> **Given instruction**
Show all lines from the data that include the word "bumper".

> **Supplied data**
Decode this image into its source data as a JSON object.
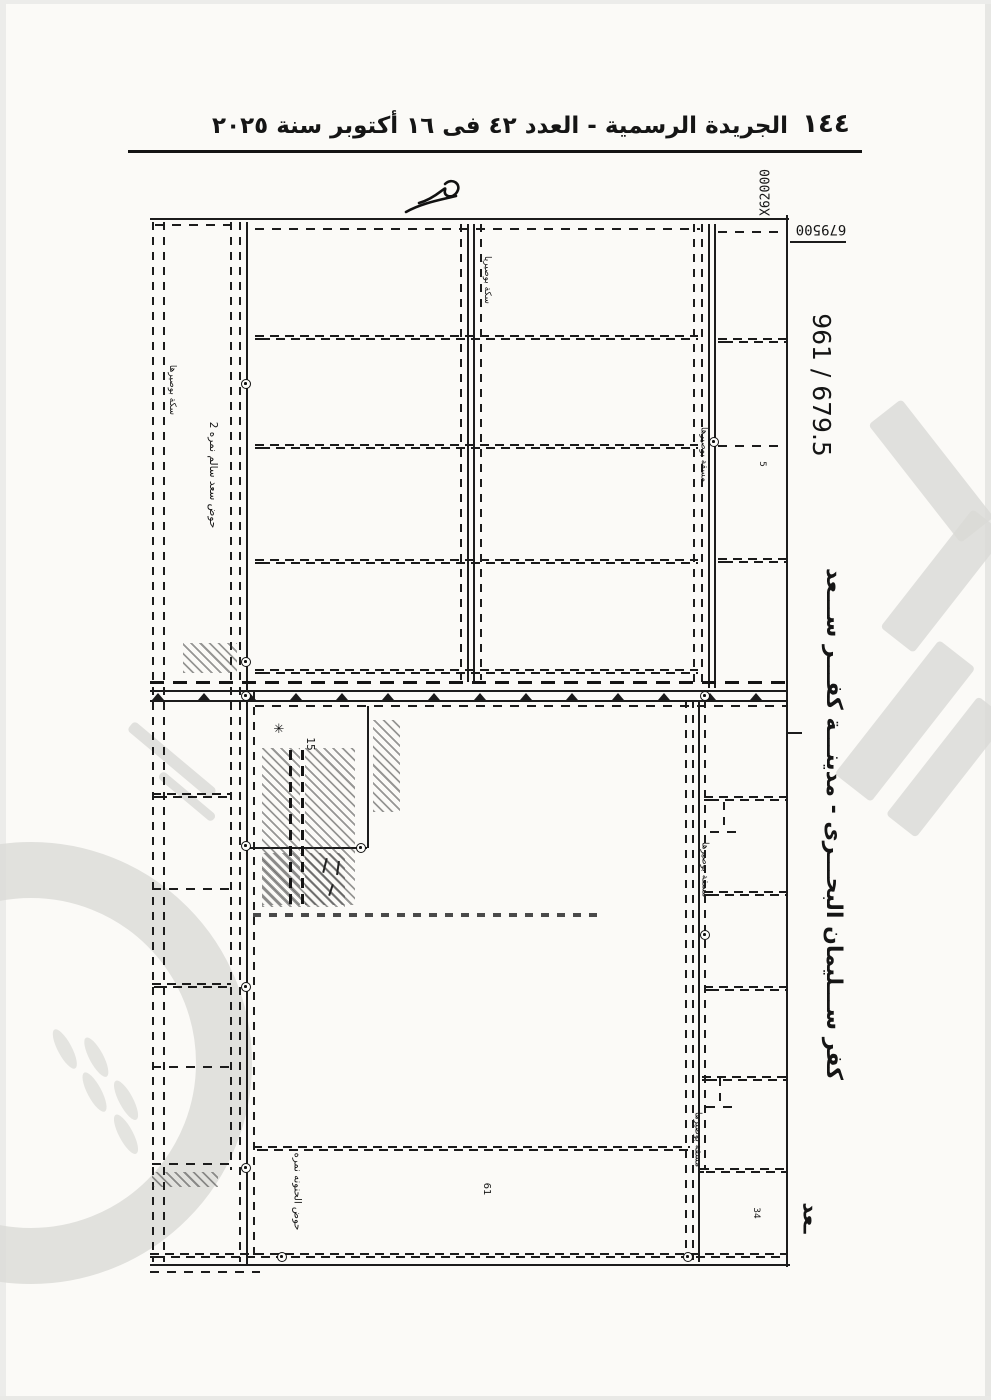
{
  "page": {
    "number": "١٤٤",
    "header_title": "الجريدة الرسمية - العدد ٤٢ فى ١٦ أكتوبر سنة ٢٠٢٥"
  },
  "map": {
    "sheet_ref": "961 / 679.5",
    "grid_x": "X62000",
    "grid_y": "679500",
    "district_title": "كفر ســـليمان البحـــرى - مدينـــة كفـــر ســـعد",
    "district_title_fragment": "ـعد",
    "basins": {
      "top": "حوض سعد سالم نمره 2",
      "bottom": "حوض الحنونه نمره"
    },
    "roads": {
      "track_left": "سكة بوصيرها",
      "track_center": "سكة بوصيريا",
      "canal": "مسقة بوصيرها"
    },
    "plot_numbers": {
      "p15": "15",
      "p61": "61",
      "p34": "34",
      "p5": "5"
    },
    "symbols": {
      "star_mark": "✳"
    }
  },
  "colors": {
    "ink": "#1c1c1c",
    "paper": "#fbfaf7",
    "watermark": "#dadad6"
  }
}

==

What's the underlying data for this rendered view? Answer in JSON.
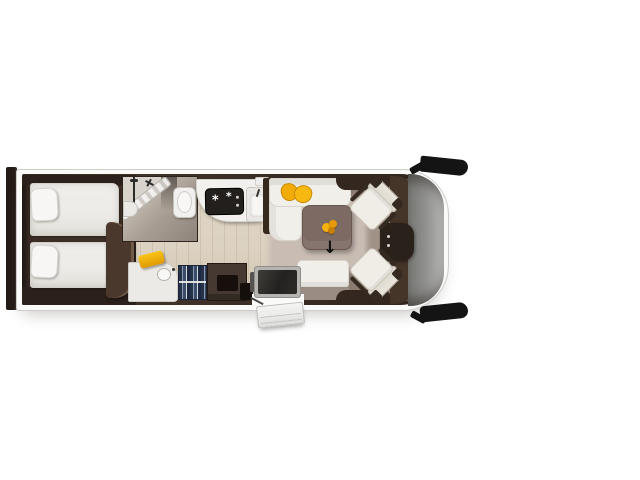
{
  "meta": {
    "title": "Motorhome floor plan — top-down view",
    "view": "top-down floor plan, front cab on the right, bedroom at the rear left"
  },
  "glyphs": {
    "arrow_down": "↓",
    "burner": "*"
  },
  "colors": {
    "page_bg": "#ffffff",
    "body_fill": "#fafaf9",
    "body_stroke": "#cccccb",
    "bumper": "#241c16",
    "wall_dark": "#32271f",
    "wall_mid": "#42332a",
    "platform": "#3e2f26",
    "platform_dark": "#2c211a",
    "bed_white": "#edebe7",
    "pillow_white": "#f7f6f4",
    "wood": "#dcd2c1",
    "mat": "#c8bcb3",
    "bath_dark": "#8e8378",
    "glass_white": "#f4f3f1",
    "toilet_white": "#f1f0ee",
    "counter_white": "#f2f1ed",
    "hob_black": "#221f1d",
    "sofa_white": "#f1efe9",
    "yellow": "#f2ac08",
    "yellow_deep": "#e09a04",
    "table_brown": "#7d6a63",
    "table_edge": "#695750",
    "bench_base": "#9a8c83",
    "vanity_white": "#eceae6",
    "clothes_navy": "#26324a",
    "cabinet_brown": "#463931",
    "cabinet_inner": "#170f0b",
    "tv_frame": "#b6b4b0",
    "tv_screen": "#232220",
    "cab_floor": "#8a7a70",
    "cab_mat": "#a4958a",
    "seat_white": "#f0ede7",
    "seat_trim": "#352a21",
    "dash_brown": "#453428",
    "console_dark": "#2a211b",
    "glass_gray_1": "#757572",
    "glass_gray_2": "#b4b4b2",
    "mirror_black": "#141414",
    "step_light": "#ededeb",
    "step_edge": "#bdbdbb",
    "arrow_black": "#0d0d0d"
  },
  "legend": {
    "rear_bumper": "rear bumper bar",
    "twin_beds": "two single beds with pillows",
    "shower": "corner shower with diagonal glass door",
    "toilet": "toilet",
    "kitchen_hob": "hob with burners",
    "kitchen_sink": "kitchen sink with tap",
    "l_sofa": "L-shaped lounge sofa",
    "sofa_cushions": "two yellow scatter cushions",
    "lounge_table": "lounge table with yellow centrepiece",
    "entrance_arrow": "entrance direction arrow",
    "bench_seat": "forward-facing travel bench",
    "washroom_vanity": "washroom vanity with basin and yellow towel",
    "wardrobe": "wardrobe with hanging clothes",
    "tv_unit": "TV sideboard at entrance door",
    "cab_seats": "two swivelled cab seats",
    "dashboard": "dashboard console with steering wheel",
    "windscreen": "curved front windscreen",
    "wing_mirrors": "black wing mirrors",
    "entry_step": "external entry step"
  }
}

> **Solution to the exercise**
    "bumper": "#241c16",
    "rear_bumper": "rear bumper bar",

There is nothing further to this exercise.